US8377319B2ExpiredUtilityA1

Print head nozzle formation

61
Assignee: FUJIFILM DIMATIX INCPriority: Aug 5, 2004Filed: Feb 7, 2008Granted: Feb 19, 2013
Est. expiryAug 5, 2024(expired)· nominal 20-yr term from priority
B41J 2/1629B41J 2/1628B41J 2/1623B41J 2/1632B41J 2/162B41J 2/1645B41J 2/135B41J 2/16
61
PatentIndex Score
1
Cited by
51
References
24
Claims

Abstract

Techniques are provided for forming nozzles in a microelectromechanical device. The nozzles are formed in a layer prior to the layer being bonded onto another portion of the device. Forming the nozzles in the layer prior to bonding enables forming nozzles that have a desired depth and a desired geometry. Selecting a particular geometry for the nozzles can reduce the resistance to ink flow as well as improve the uniformity of the nozzles across the microelectromechanical device.

* * * * * * * * *

§ **WRITTEN PROBLEM 1**: In the patent page on print head nozzle formation, when are the nozzles formed in the layer?
§ **WRITTEN PROBLEM 2**: Recast the paragraph of the print head nozzle patent page that begins "Techniques are provided for forming nozzles" as a short bulleted list that keeps its main facts.
§ **WRITTEN PROBLEM 3**: Supply what follows the last sentence of the abstract on the print head nozzle formation patent page.
The rows have no role in any of this work on the patent page.

* * * * * * * * *

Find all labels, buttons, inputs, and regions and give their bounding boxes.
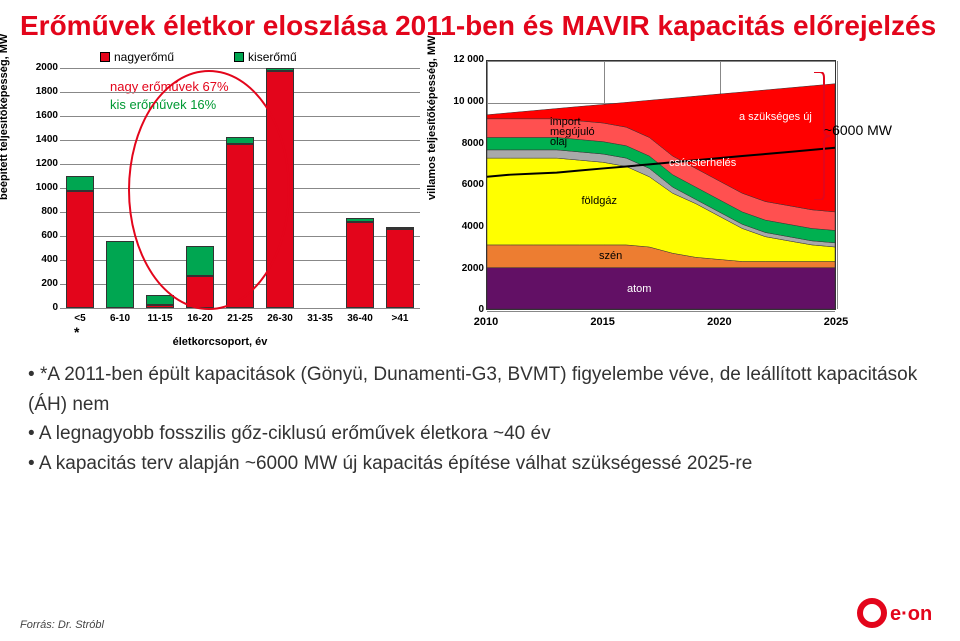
legend-label: nagyerőmű xyxy=(114,50,174,64)
area-layer-szén xyxy=(487,245,835,268)
bar-ytick: 400 xyxy=(32,254,58,265)
area-ytick: 0 xyxy=(446,304,484,315)
source-text: Forrás: Dr. Stróbl xyxy=(20,619,104,631)
area-series-label: földgáz xyxy=(582,195,617,207)
bar-segment xyxy=(346,218,374,222)
demand-line xyxy=(487,148,835,177)
area-series-label: atom xyxy=(627,283,651,295)
area-xtick: 2025 xyxy=(824,316,848,328)
bar-chart-legend: nagyerőmű kiserőmű xyxy=(100,50,297,64)
bar-xlabel: 36-40 xyxy=(346,313,374,324)
area-layer-import xyxy=(487,119,835,231)
legend-label: kiserőmű xyxy=(248,50,297,64)
area-ytick: 2000 xyxy=(446,263,484,274)
bar-ytick: 1000 xyxy=(32,182,58,193)
bar-ytick: 1400 xyxy=(32,134,58,145)
area-chart-plot: importmegújulóolaja szükséges újcsúcster… xyxy=(486,60,836,310)
svg-text:e·on: e·on xyxy=(890,603,932,625)
bar-ytick: 600 xyxy=(32,230,58,241)
bar-ytick: 0 xyxy=(32,302,58,313)
bar-ytick: 800 xyxy=(32,206,58,217)
bar-xlabel: 11-15 xyxy=(146,313,174,324)
bar-segment xyxy=(66,191,94,309)
bar-chart-plot: <5*6-1011-1516-2021-2526-3031-3536-40>41 xyxy=(60,68,420,308)
bullet-list: *A 2011-ben épült kapacitások (Gönyü, Du… xyxy=(0,350,960,478)
legend-item: kiserőmű xyxy=(234,50,297,64)
bar-xlabel: <5 xyxy=(66,313,94,324)
area-xtick: 2010 xyxy=(474,316,498,328)
area-series-label: a szükséges új xyxy=(739,111,812,123)
bar-xlabel: 16-20 xyxy=(186,313,214,324)
legend-swatch xyxy=(234,52,244,62)
area-ytick: 6000 xyxy=(446,179,484,190)
area-series-label: csúcsterhelés xyxy=(669,157,736,169)
bar-segment xyxy=(106,241,134,308)
bar-segment xyxy=(146,305,174,309)
legend-item: nagyerőmű xyxy=(100,50,174,64)
bar-xlabel: 31-35 xyxy=(306,313,334,324)
bar-segment xyxy=(266,68,294,70)
area-ytick: 8000 xyxy=(446,138,484,149)
bar-segment xyxy=(66,176,94,190)
bar-ytick: 200 xyxy=(32,278,58,289)
bar-ytick: 2000 xyxy=(32,62,58,73)
area-layer-földgáz xyxy=(487,158,835,261)
bar-xlabel: 6-10 xyxy=(106,313,134,324)
area-series-label: olaj xyxy=(550,136,567,148)
legend-swatch xyxy=(100,52,110,62)
area-xtick: 2015 xyxy=(590,316,614,328)
bullet-item: A kapacitás terv alapján ~6000 MW új kap… xyxy=(28,449,932,478)
bar-xlabel: >41 xyxy=(386,313,414,324)
bar-ytick: 1800 xyxy=(32,86,58,97)
bar-segment xyxy=(346,222,374,308)
area-layer-atom xyxy=(487,268,835,309)
age-distribution-bar-chart: nagyerőműkiserőmű nagy erőművek 67%kis e… xyxy=(10,50,430,350)
charts-row: nagyerőműkiserőmű nagy erőművek 67%kis e… xyxy=(0,46,960,350)
bullet-item: *A 2011-ben épült kapacitások (Gönyü, Du… xyxy=(28,360,932,419)
bar-xlabel: 26-30 xyxy=(266,313,294,324)
capacity-forecast-area-chart: villamos teljesítőképesség, MW 020004000… xyxy=(434,50,864,350)
bar-segment xyxy=(386,229,414,308)
eon-logo: e·on xyxy=(856,597,938,629)
bullet-item: A legnagyobb fosszilis gőz-ciklusú erőmű… xyxy=(28,419,932,448)
bar-chart-y-label: beépített teljesítőképesség, MW xyxy=(0,34,10,200)
bar-xlabel: 21-25 xyxy=(226,313,254,324)
page-title: Erőművek életkor eloszlása 2011-ben és M… xyxy=(0,0,960,46)
bar-ytick: 1600 xyxy=(32,110,58,121)
area-layer-olaj xyxy=(487,150,835,247)
area-xtick: 2020 xyxy=(707,316,731,328)
area-ytick: 10 000 xyxy=(446,96,484,107)
area-series-label: szén xyxy=(599,250,622,262)
bar-chart-x-label: életkorcsoport, év xyxy=(10,336,430,348)
bar-segment xyxy=(146,295,174,305)
bar-ytick: 1200 xyxy=(32,158,58,169)
area-ytick: 12 000 xyxy=(446,54,484,65)
area-ytick: 4000 xyxy=(446,221,484,232)
bar-segment xyxy=(386,227,414,229)
highlight-circle xyxy=(128,70,290,310)
bracket-label: ~6000 MW xyxy=(824,122,892,138)
area-chart-y-label: villamos teljesítőképesség, MW xyxy=(426,36,438,200)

* * * * * * * * *

§ **EXERCISE OUTPUT 1**: They are formed before the layer is bonded onto another portion of the device.

§ **EXERCISE OUTPUT 2**:
- The techniques form nozzles in a microelectromechanical device.
- The nozzles are formed in a layer before that layer is bonded onto another portion of the device.
- Forming them before bonding allows a desired nozzle depth and geometry.
- A chosen geometry can reduce resistance to ink flow and improve nozzle uniformity across the device.

§ **EXERCISE OUTPUT 3**:
Claims

exact text as granted — not AI-modified
1. A method of forming a device, comprising:
 etching a recess into a first surface of a nozzle layer of a multi-layer silicon substrate, wherein the multi-layer silicon substrate has a handle layer and a silicon oxide layer between the nozzle layer and the handle layer, and wherein the recess includes tapered sidewalls and a bottom surface having a first width measured in a direction parallel to the first surface; 
 securing the first surface of the nozzle layer to a substrate having a chamber such that the recess is fluidly coupled to the chamber; 
 after the securing, removing a portion of the multi-layer silicon substrate from an exposed side of the multi-layer silicon substrate, including at least the handle layer of the multi-layer silicon substrate; and 
 etching a portion of the nozzle layer, from an exposed side of the nozzle layer using the silicon oxide layer as a mask, the etching including an anisotropic etch of a region on the exposed side having a second width measured in the direction parallel to the first surface, the second width greater than the first width such that portions of the tapered sidewalls of the recess are removed and the chamber is fluidly coupled to the atmosphere through the recess. 
 
     
     
       2. The method of  claim 1 , wherein etching the recess includes etching the recess into a nozzle layer that is less than 100 microns thick. 
     
     
       3. The method of  claim 1 , wherein:
 etching the recess into a first surface of a nozzle layer includes etching into silicon; and 
 securing the first surface of the nozzle layer to a substrate includes securing the first surface of the nozzle layer to silicon. 
 
     
     
       4. The method of  claim 3 , wherein securing the first surface of the nozzle layer includes direct silicon bonding the substrate to the multi-layer silicon substrate.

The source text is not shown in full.